● Rows

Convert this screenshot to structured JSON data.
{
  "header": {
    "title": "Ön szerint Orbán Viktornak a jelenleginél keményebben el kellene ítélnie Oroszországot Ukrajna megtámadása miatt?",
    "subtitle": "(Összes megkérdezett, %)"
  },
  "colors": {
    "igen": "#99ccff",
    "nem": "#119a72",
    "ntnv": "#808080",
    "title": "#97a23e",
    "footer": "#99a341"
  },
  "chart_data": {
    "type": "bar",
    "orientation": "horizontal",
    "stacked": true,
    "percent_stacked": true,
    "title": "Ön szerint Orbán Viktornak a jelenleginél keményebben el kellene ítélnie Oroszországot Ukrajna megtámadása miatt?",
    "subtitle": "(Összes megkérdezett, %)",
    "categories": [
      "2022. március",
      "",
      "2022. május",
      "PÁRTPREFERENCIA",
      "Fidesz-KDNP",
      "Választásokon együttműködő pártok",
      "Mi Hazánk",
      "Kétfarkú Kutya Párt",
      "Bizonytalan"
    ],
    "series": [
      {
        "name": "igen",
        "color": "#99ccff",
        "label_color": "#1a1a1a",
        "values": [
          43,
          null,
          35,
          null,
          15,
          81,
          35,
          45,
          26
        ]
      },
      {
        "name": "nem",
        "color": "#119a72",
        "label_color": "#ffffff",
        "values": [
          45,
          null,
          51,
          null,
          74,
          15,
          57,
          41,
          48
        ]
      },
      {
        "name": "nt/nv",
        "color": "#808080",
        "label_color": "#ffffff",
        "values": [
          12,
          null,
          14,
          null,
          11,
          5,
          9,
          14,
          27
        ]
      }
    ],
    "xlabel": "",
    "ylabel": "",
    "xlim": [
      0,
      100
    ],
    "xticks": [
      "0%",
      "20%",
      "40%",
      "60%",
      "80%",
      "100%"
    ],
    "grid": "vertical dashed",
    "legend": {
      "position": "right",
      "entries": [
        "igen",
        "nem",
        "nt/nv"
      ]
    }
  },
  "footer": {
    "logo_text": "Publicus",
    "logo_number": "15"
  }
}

● Exercise
Quote every line of the data, word for word.

● Task response
Convert this screenshot to structured JSON data.
{
  "header": {
    "title": "Ön szerint Orbán Viktornak a jelenleginél keményebben el kellene ítélnie Oroszországot Ukrajna megtámadása miatt?",
    "subtitle": "(Összes megkérdezett, %)"
  },
  "colors": {
    "igen": "#99ccff",
    "nem": "#119a72",
    "ntnv": "#808080",
    "title": "#97a23e",
    "footer": "#99a341"
  },
  "chart_data": {
    "type": "bar",
    "orientation": "horizontal",
    "stacked": true,
    "percent_stacked": true,
    "title": "Ön szerint Orbán Viktornak a jelenleginél keményebben el kellene ítélnie Oroszországot Ukrajna megtámadása miatt?",
    "subtitle": "(Összes megkérdezett, %)",
    "categories": [
      "2022. március",
      "",
      "2022. május",
      "PÁRTPREFERENCIA",
      "Fidesz-KDNP",
      "Választásokon együttműködő pártok",
      "Mi Hazánk",
      "Kétfarkú Kutya Párt",
      "Bizonytalan"
    ],
    "series": [
      {
        "name": "igen",
        "color": "#99ccff",
        "label_color": "#1a1a1a",
        "values": [
          43,
          null,
          35,
          null,
          15,
          81,
          35,
          45,
          26
        ]
      },
      {
        "name": "nem",
        "color": "#119a72",
        "label_color": "#ffffff",
        "values": [
          45,
          null,
          51,
          null,
          74,
          15,
          57,
          41,
          48
        ]
      },
      {
        "name": "nt/nv",
        "color": "#808080",
        "label_color": "#ffffff",
        "values": [
          12,
          null,
          14,
          null,
          11,
          5,
          9,
          14,
          27
        ]
      }
    ],
    "xlabel": "",
    "ylabel": "",
    "xlim": [
      0,
      100
    ],
    "xticks": [
      "0%",
      "20%",
      "40%",
      "60%",
      "80%",
      "100%"
    ],
    "grid": "vertical dashed",
    "legend": {
      "position": "right",
      "entries": [
        "igen",
        "nem",
        "nt/nv"
      ]
    }
  },
  "footer": {
    "logo_text": "Publicus",
    "logo_number": "15"
  }
}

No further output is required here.